Sort through the data and copy the lines holding the word "capita".

··· Supplied records ···

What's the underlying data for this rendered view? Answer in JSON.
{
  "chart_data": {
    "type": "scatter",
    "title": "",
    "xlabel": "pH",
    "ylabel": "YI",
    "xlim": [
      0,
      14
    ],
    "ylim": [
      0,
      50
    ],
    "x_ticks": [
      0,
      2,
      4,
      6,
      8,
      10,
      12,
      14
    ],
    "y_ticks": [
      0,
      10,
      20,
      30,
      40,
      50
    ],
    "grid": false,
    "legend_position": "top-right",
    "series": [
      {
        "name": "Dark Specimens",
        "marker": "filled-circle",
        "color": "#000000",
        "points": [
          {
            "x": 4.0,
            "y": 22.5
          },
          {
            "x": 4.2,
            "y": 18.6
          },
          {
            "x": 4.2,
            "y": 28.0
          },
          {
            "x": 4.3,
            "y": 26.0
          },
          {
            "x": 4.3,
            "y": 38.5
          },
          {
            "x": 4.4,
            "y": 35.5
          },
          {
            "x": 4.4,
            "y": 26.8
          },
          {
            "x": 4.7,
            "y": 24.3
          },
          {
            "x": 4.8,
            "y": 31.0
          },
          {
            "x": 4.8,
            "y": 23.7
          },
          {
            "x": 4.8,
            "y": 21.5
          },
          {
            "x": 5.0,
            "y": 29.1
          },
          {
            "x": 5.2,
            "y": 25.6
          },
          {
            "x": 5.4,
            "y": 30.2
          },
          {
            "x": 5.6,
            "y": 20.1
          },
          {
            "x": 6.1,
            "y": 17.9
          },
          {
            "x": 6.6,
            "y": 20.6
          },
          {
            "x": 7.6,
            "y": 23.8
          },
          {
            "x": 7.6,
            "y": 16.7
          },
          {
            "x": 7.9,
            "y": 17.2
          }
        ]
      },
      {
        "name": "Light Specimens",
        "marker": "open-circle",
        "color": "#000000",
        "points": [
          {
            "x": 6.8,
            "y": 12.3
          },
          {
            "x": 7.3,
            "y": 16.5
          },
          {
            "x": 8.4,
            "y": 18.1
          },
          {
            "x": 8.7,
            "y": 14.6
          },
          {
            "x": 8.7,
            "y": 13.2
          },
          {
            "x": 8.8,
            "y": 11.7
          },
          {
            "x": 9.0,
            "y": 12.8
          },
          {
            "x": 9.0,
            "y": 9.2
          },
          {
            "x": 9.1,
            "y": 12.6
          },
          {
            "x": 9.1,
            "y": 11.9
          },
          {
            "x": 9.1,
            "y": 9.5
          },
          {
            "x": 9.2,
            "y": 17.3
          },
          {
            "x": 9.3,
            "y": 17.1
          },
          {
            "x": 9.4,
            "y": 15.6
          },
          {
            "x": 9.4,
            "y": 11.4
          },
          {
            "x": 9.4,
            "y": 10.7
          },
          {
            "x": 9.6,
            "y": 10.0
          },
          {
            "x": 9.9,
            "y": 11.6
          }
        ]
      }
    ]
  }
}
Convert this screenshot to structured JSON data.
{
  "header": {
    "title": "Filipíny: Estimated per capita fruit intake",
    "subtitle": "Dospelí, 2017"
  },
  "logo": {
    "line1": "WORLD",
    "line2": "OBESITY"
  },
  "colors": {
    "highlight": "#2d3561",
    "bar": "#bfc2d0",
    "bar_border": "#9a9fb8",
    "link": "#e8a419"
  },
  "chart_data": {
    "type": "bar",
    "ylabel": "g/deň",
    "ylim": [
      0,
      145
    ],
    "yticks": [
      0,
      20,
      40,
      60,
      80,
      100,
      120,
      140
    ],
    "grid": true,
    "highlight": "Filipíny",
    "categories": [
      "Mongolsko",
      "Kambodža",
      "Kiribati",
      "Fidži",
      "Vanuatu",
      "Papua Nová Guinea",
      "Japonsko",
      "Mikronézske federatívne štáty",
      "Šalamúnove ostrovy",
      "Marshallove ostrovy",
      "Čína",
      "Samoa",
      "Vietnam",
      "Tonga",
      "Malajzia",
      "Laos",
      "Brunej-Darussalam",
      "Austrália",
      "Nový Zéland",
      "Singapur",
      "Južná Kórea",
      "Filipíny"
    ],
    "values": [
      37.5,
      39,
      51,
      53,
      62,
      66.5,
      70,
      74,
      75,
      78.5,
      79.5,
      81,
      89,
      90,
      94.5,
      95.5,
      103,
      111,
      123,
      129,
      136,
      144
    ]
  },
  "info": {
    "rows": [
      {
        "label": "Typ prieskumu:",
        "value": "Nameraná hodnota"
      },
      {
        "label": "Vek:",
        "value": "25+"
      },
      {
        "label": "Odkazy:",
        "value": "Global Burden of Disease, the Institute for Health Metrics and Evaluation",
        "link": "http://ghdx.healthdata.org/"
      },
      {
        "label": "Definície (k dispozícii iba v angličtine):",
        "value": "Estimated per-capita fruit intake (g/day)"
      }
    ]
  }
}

···

- _Output for this exercise_:
    "title": "Filipíny: Estimated per capita fruit intake",
        "value": "Estimated per-capita fruit intake (g/day)"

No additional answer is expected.